WHAT YOU SHOULD DO:
Exactly as written, print each record in the listing.

* begin *

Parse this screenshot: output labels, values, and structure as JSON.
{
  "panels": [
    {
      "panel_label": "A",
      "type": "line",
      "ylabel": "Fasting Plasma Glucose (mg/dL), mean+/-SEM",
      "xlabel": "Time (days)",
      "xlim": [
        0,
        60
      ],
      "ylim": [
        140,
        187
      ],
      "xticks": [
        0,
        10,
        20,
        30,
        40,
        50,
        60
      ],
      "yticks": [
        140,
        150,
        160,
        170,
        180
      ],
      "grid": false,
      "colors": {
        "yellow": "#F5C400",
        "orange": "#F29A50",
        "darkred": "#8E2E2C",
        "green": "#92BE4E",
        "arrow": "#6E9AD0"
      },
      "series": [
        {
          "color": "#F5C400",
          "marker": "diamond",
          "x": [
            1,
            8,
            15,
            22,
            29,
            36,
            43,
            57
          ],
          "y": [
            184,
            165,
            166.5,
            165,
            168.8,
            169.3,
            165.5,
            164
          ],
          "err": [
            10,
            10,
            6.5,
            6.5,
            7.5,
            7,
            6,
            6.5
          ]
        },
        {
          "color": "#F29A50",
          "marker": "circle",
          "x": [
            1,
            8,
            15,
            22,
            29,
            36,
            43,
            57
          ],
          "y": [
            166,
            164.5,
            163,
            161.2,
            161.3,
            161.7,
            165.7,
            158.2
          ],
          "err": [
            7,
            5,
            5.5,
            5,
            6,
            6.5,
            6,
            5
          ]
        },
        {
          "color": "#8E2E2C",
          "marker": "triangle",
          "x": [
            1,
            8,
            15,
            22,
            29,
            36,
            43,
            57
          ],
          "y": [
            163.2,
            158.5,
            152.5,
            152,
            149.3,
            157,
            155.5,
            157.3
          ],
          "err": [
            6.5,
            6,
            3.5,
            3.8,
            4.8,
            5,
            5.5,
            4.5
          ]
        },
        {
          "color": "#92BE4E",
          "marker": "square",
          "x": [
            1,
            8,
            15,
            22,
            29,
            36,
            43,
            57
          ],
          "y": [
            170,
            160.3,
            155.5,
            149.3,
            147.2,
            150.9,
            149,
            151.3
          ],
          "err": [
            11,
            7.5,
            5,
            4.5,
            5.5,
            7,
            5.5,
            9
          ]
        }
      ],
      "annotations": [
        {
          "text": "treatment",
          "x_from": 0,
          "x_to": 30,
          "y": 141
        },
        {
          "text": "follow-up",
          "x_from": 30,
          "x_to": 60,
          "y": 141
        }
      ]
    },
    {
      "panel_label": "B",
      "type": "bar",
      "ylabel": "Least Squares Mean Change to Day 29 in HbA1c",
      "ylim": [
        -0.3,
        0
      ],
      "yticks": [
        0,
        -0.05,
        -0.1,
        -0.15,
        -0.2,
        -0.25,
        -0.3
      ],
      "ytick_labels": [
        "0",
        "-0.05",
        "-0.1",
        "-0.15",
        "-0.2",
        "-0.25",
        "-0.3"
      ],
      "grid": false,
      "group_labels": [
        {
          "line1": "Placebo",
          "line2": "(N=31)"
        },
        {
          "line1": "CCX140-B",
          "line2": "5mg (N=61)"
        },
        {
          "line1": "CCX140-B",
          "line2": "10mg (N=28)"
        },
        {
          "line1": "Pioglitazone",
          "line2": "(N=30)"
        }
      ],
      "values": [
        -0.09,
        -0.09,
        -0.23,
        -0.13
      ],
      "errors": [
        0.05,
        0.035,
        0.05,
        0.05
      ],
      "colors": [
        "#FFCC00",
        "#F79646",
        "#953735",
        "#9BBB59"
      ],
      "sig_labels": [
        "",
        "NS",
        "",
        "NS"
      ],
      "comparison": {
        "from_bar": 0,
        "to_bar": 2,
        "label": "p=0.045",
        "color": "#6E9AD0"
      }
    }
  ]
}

* end *

FULL ANSWER:
Parse this screenshot: output labels, values, and structure as JSON.
{
  "panels": [
    {
      "panel_label": "A",
      "type": "line",
      "ylabel": "Fasting Plasma Glucose (mg/dL), mean+/-SEM",
      "xlabel": "Time (days)",
      "xlim": [
        0,
        60
      ],
      "ylim": [
        140,
        187
      ],
      "xticks": [
        0,
        10,
        20,
        30,
        40,
        50,
        60
      ],
      "yticks": [
        140,
        150,
        160,
        170,
        180
      ],
      "grid": false,
      "colors": {
        "yellow": "#F5C400",
        "orange": "#F29A50",
        "darkred": "#8E2E2C",
        "green": "#92BE4E",
        "arrow": "#6E9AD0"
      },
      "series": [
        {
          "color": "#F5C400",
          "marker": "diamond",
          "x": [
            1,
            8,
            15,
            22,
            29,
            36,
            43,
            57
          ],
          "y": [
            184,
            165,
            166.5,
            165,
            168.8,
            169.3,
            165.5,
            164
          ],
          "err": [
            10,
            10,
            6.5,
            6.5,
            7.5,
            7,
            6,
            6.5
          ]
        },
        {
          "color": "#F29A50",
          "marker": "circle",
          "x": [
            1,
            8,
            15,
            22,
            29,
            36,
            43,
            57
          ],
          "y": [
            166,
            164.5,
            163,
            161.2,
            161.3,
            161.7,
            165.7,
            158.2
          ],
          "err": [
            7,
            5,
            5.5,
            5,
            6,
            6.5,
            6,
            5
          ]
        },
        {
          "color": "#8E2E2C",
          "marker": "triangle",
          "x": [
            1,
            8,
            15,
            22,
            29,
            36,
            43,
            57
          ],
          "y": [
            163.2,
            158.5,
            152.5,
            152,
            149.3,
            157,
            155.5,
            157.3
          ],
          "err": [
            6.5,
            6,
            3.5,
            3.8,
            4.8,
            5,
            5.5,
            4.5
          ]
        },
        {
          "color": "#92BE4E",
          "marker": "square",
          "x": [
            1,
            8,
            15,
            22,
            29,
            36,
            43,
            57
          ],
          "y": [
            170,
            160.3,
            155.5,
            149.3,
            147.2,
            150.9,
            149,
            151.3
          ],
          "err": [
            11,
            7.5,
            5,
            4.5,
            5.5,
            7,
            5.5,
            9
          ]
        }
      ],
      "annotations": [
        {
          "text": "treatment",
          "x_from": 0,
          "x_to": 30,
          "y": 141
        },
        {
          "text": "follow-up",
          "x_from": 30,
          "x_to": 60,
          "y": 141
        }
      ]
    },
    {
      "panel_label": "B",
      "type": "bar",
      "ylabel": "Least Squares Mean Change to Day 29 in HbA1c",
      "ylim": [
        -0.3,
        0
      ],
      "yticks": [
        0,
        -0.05,
        -0.1,
        -0.15,
        -0.2,
        -0.25,
        -0.3
      ],
      "ytick_labels": [
        "0",
        "-0.05",
        "-0.1",
        "-0.15",
        "-0.2",
        "-0.25",
        "-0.3"
      ],
      "grid": false,
      "group_labels": [
        {
          "line1": "Placebo",
          "line2": "(N=31)"
        },
        {
          "line1": "CCX140-B",
          "line2": "5mg (N=61)"
        },
        {
          "line1": "CCX140-B",
          "line2": "10mg (N=28)"
        },
        {
          "line1": "Pioglitazone",
          "line2": "(N=30)"
        }
      ],
      "values": [
        -0.09,
        -0.09,
        -0.23,
        -0.13
      ],
      "errors": [
        0.05,
        0.035,
        0.05,
        0.05
      ],
      "colors": [
        "#FFCC00",
        "#F79646",
        "#953735",
        "#9BBB59"
      ],
      "sig_labels": [
        "",
        "NS",
        "",
        "NS"
      ],
      "comparison": {
        "from_bar": 0,
        "to_bar": 2,
        "label": "p=0.045",
        "color": "#6E9AD0"
      }
    }
  ]
}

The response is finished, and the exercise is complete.